#### REQUIREMENTS:
Reproduce every record below exactly as it appears.

--- GIVEN DATA ---

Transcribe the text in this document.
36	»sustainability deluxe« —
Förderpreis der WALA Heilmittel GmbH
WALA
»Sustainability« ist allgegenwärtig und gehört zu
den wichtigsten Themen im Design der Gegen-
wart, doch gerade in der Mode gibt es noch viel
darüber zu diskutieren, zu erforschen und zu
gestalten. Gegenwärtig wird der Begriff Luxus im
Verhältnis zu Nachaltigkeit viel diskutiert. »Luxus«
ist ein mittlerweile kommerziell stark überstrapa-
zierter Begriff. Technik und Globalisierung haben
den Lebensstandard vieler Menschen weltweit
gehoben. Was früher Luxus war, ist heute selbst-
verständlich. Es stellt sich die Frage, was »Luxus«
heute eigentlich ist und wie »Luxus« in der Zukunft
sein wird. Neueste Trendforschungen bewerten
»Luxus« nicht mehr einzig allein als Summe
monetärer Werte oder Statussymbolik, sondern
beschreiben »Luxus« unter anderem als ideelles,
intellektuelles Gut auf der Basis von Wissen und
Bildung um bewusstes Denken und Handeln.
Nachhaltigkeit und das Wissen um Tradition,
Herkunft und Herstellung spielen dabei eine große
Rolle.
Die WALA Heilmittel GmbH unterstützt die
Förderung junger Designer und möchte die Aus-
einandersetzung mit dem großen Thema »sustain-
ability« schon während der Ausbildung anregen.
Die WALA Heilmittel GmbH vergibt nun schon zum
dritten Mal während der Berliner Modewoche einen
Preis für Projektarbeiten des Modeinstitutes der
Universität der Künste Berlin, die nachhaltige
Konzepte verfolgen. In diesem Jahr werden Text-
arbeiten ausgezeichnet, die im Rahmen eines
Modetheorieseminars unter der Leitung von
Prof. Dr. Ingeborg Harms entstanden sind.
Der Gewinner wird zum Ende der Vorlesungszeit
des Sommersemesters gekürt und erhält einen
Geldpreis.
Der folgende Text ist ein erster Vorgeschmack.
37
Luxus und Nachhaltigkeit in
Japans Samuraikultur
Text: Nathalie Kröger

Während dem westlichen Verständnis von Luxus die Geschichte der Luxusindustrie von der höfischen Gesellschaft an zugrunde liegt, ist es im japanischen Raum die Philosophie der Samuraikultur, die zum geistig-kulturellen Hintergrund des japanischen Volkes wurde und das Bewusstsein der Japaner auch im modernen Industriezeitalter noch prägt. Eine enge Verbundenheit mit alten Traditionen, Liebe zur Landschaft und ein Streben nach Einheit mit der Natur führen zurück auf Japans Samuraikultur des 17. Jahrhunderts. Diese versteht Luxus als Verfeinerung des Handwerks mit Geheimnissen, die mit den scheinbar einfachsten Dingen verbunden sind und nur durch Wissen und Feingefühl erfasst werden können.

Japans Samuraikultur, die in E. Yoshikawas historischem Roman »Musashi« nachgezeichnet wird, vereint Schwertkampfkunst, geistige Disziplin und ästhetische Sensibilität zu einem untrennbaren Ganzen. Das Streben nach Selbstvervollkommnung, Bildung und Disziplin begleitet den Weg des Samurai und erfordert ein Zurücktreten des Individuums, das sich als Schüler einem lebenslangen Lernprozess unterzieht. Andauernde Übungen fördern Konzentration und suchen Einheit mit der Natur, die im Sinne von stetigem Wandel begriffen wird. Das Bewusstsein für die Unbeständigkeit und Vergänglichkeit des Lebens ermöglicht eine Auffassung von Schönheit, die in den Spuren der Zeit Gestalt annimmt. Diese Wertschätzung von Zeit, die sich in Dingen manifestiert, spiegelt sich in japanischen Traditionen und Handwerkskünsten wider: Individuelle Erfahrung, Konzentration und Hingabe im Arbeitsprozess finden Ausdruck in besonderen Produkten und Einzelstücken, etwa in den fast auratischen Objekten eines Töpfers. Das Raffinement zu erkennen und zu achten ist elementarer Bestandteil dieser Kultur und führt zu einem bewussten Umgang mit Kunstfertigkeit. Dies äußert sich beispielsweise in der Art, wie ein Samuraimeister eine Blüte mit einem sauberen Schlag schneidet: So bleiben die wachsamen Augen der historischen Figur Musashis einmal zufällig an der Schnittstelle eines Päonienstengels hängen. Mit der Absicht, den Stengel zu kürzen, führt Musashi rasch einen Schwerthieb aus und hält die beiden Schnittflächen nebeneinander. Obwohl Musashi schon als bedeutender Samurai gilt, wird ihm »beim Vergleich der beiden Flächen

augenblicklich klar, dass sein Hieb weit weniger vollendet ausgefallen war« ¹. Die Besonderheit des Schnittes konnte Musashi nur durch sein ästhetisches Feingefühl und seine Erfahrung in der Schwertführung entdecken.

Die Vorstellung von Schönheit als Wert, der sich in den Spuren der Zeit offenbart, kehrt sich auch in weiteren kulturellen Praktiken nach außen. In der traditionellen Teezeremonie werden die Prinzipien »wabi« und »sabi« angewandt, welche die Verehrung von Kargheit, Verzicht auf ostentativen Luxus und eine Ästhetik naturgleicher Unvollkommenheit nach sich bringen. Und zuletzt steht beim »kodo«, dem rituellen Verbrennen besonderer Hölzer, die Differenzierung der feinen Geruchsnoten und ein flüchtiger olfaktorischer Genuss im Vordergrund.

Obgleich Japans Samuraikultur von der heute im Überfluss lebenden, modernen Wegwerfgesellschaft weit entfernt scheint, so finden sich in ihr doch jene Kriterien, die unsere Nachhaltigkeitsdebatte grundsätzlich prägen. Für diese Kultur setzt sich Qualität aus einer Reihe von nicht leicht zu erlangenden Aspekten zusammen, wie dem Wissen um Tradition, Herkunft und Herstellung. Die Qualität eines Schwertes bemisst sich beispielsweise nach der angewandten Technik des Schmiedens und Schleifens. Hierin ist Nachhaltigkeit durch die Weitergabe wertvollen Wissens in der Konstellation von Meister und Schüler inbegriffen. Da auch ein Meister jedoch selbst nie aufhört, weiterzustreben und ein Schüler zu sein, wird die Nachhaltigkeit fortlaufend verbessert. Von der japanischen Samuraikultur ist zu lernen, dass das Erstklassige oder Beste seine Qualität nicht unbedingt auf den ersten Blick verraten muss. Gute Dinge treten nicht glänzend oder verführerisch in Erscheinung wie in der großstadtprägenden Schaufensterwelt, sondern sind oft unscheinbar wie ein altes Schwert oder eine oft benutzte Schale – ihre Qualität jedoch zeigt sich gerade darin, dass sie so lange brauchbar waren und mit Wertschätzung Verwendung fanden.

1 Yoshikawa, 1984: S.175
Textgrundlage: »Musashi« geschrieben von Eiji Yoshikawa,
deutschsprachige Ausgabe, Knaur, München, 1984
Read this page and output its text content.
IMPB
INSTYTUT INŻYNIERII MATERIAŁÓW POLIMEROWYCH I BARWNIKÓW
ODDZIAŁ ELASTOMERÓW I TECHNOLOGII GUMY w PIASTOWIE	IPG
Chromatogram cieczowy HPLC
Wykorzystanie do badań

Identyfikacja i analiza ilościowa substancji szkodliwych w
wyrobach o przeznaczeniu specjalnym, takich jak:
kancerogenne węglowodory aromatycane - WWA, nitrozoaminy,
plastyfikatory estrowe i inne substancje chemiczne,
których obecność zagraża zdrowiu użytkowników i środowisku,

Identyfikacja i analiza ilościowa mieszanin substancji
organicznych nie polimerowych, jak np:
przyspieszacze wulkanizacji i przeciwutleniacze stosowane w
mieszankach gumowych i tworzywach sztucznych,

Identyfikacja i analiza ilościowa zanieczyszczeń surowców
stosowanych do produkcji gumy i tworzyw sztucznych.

---

#### TASK RESPONSE:
Transcribe the text in this document.
36	»sustainability deluxe« —
Förderpreis der WALA Heilmittel GmbH
WALA
»Sustainability« ist allgegenwärtig und gehört zu
den wichtigsten Themen im Design der Gegen-
wart, doch gerade in der Mode gibt es noch viel
darüber zu diskutieren, zu erforschen und zu
gestalten. Gegenwärtig wird der Begriff Luxus im
Verhältnis zu Nachaltigkeit viel diskutiert. »Luxus«
ist ein mittlerweile kommerziell stark überstrapa-
zierter Begriff. Technik und Globalisierung haben
den Lebensstandard vieler Menschen weltweit
gehoben. Was früher Luxus war, ist heute selbst-
verständlich. Es stellt sich die Frage, was »Luxus«
heute eigentlich ist und wie »Luxus« in der Zukunft
sein wird. Neueste Trendforschungen bewerten
»Luxus« nicht mehr einzig allein als Summe
monetärer Werte oder Statussymbolik, sondern
beschreiben »Luxus« unter anderem als ideelles,
intellektuelles Gut auf der Basis von Wissen und
Bildung um bewusstes Denken und Handeln.
Nachhaltigkeit und das Wissen um Tradition,
Herkunft und Herstellung spielen dabei eine große
Rolle.
Die WALA Heilmittel GmbH unterstützt die
Förderung junger Designer und möchte die Aus-
einandersetzung mit dem großen Thema »sustain-
ability« schon während der Ausbildung anregen.
Die WALA Heilmittel GmbH vergibt nun schon zum
dritten Mal während der Berliner Modewoche einen
Preis für Projektarbeiten des Modeinstitutes der
Universität der Künste Berlin, die nachhaltige
Konzepte verfolgen. In diesem Jahr werden Text-
arbeiten ausgezeichnet, die im Rahmen eines
Modetheorieseminars unter der Leitung von
Prof. Dr. Ingeborg Harms entstanden sind.
Der Gewinner wird zum Ende der Vorlesungszeit
des Sommersemesters gekürt und erhält einen
Geldpreis.
Der folgende Text ist ein erster Vorgeschmack.
37
Luxus und Nachhaltigkeit in
Japans Samuraikultur
Text: Nathalie Kröger

Während dem westlichen Verständnis von Luxus die Geschichte der Luxusindustrie von der höfischen Gesellschaft an zugrunde liegt, ist es im japanischen Raum die Philosophie der Samuraikultur, die zum geistig-kulturellen Hintergrund des japanischen Volkes wurde und das Bewusstsein der Japaner auch im modernen Industriezeitalter noch prägt. Eine enge Verbundenheit mit alten Traditionen, Liebe zur Landschaft und ein Streben nach Einheit mit der Natur führen zurück auf Japans Samuraikultur des 17. Jahrhunderts. Diese versteht Luxus als Verfeinerung des Handwerks mit Geheimnissen, die mit den scheinbar einfachsten Dingen verbunden sind und nur durch Wissen und Feingefühl erfasst werden können.

Japans Samuraikultur, die in E. Yoshikawas historischem Roman »Musashi« nachgezeichnet wird, vereint Schwertkampfkunst, geistige Disziplin und ästhetische Sensibilität zu einem untrennbaren Ganzen. Das Streben nach Selbstvervollkommnung, Bildung und Disziplin begleitet den Weg des Samurai und erfordert ein Zurücktreten des Individuums, das sich als Schüler einem lebenslangen Lernprozess unterzieht. Andauernde Übungen fördern Konzentration und suchen Einheit mit der Natur, die im Sinne von stetigem Wandel begriffen wird. Das Bewusstsein für die Unbeständigkeit und Vergänglichkeit des Lebens ermöglicht eine Auffassung von Schönheit, die in den Spuren der Zeit Gestalt annimmt. Diese Wertschätzung von Zeit, die sich in Dingen manifestiert, spiegelt sich in japanischen Traditionen und Handwerkskünsten wider: Individuelle Erfahrung, Konzentration und Hingabe im Arbeitsprozess finden Ausdruck in besonderen Produkten und Einzelstücken, etwa in den fast auratischen Objekten eines Töpfers. Das Raffinement zu erkennen und zu achten ist elementarer Bestandteil dieser Kultur und führt zu einem bewussten Umgang mit Kunstfertigkeit. Dies äußert sich beispielsweise in der Art, wie ein Samuraimeister eine Blüte mit einem sauberen Schlag schneidet: So bleiben die wachsamen Augen der historischen Figur Musashis einmal zufällig an der Schnittstelle eines Päonienstengels hängen. Mit der Absicht, den Stengel zu kürzen, führt Musashi rasch einen Schwerthieb aus und hält die beiden Schnittflächen nebeneinander. Obwohl Musashi schon als bedeutender Samurai gilt, wird ihm »beim Vergleich der beiden Flächen

augenblicklich klar, dass sein Hieb weit weniger vollendet ausgefallen war« ¹. Die Besonderheit des Schnittes konnte Musashi nur durch sein ästhetisches Feingefühl und seine Erfahrung in der Schwertführung entdecken.

Die Vorstellung von Schönheit als Wert, der sich in den Spuren der Zeit offenbart, kehrt sich auch in weiteren kulturellen Praktiken nach außen. In der traditionellen Teezeremonie werden die Prinzipien »wabi« und »sabi« angewandt, welche die Verehrung von Kargheit, Verzicht auf ostentativen Luxus und eine Ästhetik naturgleicher Unvollkommenheit nach sich bringen. Und zuletzt steht beim »kodo«, dem rituellen Verbrennen besonderer Hölzer, die Differenzierung der feinen Geruchsnoten und ein flüchtiger olfaktorischer Genuss im Vordergrund.

Obgleich Japans Samuraikultur von der heute im Überfluss lebenden, modernen Wegwerfgesellschaft weit entfernt scheint, so finden sich in ihr doch jene Kriterien, die unsere Nachhaltigkeitsdebatte grundsätzlich prägen. Für diese Kultur setzt sich Qualität aus einer Reihe von nicht leicht zu erlangenden Aspekten zusammen, wie dem Wissen um Tradition, Herkunft und Herstellung. Die Qualität eines Schwertes bemisst sich beispielsweise nach der angewandten Technik des Schmiedens und Schleifens. Hierin ist Nachhaltigkeit durch die Weitergabe wertvollen Wissens in der Konstellation von Meister und Schüler inbegriffen. Da auch ein Meister jedoch selbst nie aufhört, weiterzustreben und ein Schüler zu sein, wird die Nachhaltigkeit fortlaufend verbessert. Von der japanischen Samuraikultur ist zu lernen, dass das Erstklassige oder Beste seine Qualität nicht unbedingt auf den ersten Blick verraten muss. Gute Dinge treten nicht glänzend oder verführerisch in Erscheinung wie in der großstadtprägenden Schaufensterwelt, sondern sind oft unscheinbar wie ein altes Schwert oder eine oft benutzte Schale – ihre Qualität jedoch zeigt sich gerade darin, dass sie so lange brauchbar waren und mit Wertschätzung Verwendung fanden.

1 Yoshikawa, 1984: S.175
Textgrundlage: »Musashi« geschrieben von Eiji Yoshikawa,
deutschsprachige Ausgabe, Knaur, München, 1984
Read this page and output its text content.
IMPB
INSTYTUT INŻYNIERII MATERIAŁÓW POLIMEROWYCH I BARWNIKÓW
ODDZIAŁ ELASTOMERÓW I TECHNOLOGII GUMY w PIASTOWIE	IPG
Chromatogram cieczowy HPLC
Wykorzystanie do badań

Identyfikacja i analiza ilościowa substancji szkodliwych w
wyrobach o przeznaczeniu specjalnym, takich jak:
kancerogenne węglowodory aromatycane - WWA, nitrozoaminy,
plastyfikatory estrowe i inne substancje chemiczne,
których obecność zagraża zdrowiu użytkowników i środowisku,

Identyfikacja i analiza ilościowa mieszanin substancji
organicznych nie polimerowych, jak np:
przyspieszacze wulkanizacji i przeciwutleniacze stosowane w
mieszankach gumowych i tworzywach sztucznych,

Identyfikacja i analiza ilościowa zanieczyszczeń surowców
stosowanych do produkcji gumy i tworzyw sztucznych.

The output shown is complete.